------ EXCERPT TO READ ------
I have say the following list made up of points. Hence each element is coordinates (x,y) of one point.

a = {{1, 2}, {3, 4}, {5, 6}}

I’d like to traverse this list, and every time I find a point whose y-coordinate is say > 3.5, I want to generate a complex conjugate point of it. At the end, I want to return a list of the points generated. So, in the above example, there are 2 points which will meet this condition. Hence the final list will have 5 points in it, the 3 original ones, and 2 complex conjugtes ones.

I tried this:

If[#[[2]] > 3.5, {#, {#[[1]], -#[[2]]}}, #] & /@ a

but I get this

{{1, 2}, {{3, 4}, {3, -4}}, {{5, 6}, {5, -6}}}

You see the extra {} in the middle, around the points where I had to add a complex conjugate point. I’d like the result to be like this:

{{1, 2}, {3, 4}, {3, -4}, {5, 6}, {5, -6}}

I tried inserting Flatten, but did not work, So, I find myself sometimes going back to my old procedural way, and using things like Table and Do loop like this:

a = {{1, 2}, {3, 4}, {5, 6}}
result = {};
Do[

 If[a[[i, 2]] > 3.5, 
   {
    AppendTo[result, a[[i]]]; AppendTo[result, {a[[i, 1]], -a[[i, 2]]}]
   }, 
   AppendTo[result, a[[i]]]
 ],
 {i, 1, Length[a]}
 ]

Which gives me what I want, but not functional solution, and I do not like it.

What would be the best functional way to solve such a list operation?
------ INFORMATION PROVIDED ------
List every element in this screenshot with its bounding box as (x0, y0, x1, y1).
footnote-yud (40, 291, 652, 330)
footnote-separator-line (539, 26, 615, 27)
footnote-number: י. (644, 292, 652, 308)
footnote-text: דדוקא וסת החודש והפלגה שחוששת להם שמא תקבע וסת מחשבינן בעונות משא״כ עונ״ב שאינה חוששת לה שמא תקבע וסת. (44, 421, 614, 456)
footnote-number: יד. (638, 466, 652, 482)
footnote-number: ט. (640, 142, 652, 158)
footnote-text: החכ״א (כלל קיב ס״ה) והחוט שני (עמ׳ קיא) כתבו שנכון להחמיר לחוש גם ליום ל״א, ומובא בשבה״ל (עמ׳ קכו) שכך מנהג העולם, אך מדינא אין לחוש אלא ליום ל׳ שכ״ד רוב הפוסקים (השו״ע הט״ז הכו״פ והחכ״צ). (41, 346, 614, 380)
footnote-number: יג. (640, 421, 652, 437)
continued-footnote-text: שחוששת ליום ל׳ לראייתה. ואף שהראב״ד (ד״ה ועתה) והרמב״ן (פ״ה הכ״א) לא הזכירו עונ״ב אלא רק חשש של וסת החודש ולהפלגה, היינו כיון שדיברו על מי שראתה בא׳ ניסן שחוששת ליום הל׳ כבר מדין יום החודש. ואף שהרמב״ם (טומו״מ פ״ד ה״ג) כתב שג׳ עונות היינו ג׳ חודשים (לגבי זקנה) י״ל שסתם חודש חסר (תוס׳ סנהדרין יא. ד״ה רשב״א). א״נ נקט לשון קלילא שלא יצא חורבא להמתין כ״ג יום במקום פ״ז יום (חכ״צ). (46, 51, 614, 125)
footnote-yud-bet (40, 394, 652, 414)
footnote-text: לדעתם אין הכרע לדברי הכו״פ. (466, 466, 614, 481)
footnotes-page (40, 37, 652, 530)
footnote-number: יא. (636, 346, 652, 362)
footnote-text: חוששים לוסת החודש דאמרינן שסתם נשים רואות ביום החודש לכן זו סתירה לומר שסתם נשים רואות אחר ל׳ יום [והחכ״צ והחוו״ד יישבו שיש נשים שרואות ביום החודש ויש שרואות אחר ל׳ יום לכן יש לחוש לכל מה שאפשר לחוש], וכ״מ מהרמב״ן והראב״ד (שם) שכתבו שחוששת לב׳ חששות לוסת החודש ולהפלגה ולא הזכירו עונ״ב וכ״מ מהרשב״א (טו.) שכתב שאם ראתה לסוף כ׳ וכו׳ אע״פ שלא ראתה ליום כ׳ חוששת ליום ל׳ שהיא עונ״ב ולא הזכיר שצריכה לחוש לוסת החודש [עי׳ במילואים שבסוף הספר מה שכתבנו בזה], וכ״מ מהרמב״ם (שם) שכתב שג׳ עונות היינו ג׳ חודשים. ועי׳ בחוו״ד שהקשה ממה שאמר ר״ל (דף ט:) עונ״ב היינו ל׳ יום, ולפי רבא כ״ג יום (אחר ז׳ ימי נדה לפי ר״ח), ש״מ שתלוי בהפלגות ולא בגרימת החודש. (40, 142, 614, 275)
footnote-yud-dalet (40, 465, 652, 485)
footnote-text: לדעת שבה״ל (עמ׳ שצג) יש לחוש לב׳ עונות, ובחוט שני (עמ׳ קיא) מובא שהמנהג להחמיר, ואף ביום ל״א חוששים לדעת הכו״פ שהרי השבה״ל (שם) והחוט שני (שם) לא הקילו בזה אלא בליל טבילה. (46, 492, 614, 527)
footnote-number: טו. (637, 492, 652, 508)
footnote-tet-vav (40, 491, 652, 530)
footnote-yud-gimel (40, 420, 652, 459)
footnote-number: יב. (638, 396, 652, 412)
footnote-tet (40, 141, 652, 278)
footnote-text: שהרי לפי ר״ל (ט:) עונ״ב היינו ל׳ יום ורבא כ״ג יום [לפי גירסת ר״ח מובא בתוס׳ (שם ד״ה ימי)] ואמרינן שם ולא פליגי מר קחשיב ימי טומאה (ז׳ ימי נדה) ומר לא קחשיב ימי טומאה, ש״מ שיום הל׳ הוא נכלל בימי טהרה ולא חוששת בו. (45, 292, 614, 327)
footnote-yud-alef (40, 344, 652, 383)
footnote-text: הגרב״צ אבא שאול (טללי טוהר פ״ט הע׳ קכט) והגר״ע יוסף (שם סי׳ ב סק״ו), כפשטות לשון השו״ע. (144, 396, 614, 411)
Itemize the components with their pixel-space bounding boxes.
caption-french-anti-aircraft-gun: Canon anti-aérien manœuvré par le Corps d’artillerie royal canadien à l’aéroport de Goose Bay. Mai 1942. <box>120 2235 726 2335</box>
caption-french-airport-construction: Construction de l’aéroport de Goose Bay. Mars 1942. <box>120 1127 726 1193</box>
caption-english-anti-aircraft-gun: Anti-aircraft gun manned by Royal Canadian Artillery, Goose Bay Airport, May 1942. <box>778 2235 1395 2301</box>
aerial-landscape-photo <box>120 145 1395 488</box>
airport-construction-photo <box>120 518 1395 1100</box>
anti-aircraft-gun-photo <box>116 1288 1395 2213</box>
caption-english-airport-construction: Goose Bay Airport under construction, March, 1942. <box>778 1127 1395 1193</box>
------
__THE TASKS__.
[a] Can you repeat the Mathematica list question from "If[a[[i, 2]] >" up to and including "a list operation?", swapping "AppendTo" for "PrependTo"?
[b] How would you extend the Mathematica list question beyond its last sentence?

__EXERCISE RESULTS__.
[a]
If[a[[i, 2]] > 3.5, 
   {
    PrependTo[result, a[[i]]]; PrependTo[result, {a[[i, 1]], -a[[i, 2]]}]
   }, 
   PrependTo[result, a[[i]]]
 ],
 {i, 1, Length[a]}
 ]

Which gives me what I want, but not functional solution, and I do not like it.

What would be the best functional way to solve such a list operation?

[b]
update 1

Using the same data above, let assume I want to make a calculation per each point as I traverse the list, and use this calculation in building the list. Let assume I want to find the Norm of the point (position vector), and use that to build a list, whose each element will now be {norm, point}. And follow the same logic as above. Hence, the only difference is that I am making an extra calculation at each step.

This is what I did using the solution provided:

a = {{1, 2}, {3, 4}, {5, 6}}

If[#[[2]] > 3.5, 
   Unevaluated@Sequence[ {Norm[#], #}, {Norm[#], {#[[1]], -#[[2]]}}], 
   {Norm[#], #}
 ] & /@ a

Which gives what I want:

{    {Sqrt[5],{1,2}}, {5,{3,4}}, {5,{3,-4}}, {Sqrt[61],{5,6}}, {Sqrt[61],{5,-6}}   }

The only issue I have with this, is that I am duplicating the call to Norm[#] for the same point in 3 places. Is there a way to do this without this duplication of computation?

This is how I currently do the above, again, using my old procedural way:

a = {{1, 2}, {3, 4}, {5, 6}}
result = {};
Do[
 o = Norm[a[[i]]];
 If[a[[i, 2]] > 3.5, 
  {
   AppendTo[result, {o, a[[i]]}]; AppendTo[result, {o, {a[[i, 1]], -a[[i, 2]]}}]
  }, 
  AppendTo[result, {o, a[[i]]}]
 ],
 {i, 1, Length[a]}
]

And I get the same result as the functional way, but in the above, since I used a temporary variable, I am doing the calculation one time per point.

Is this a place for things like sow and reap? I really never understood well these 2 functions. If not, how would you do this in functional way?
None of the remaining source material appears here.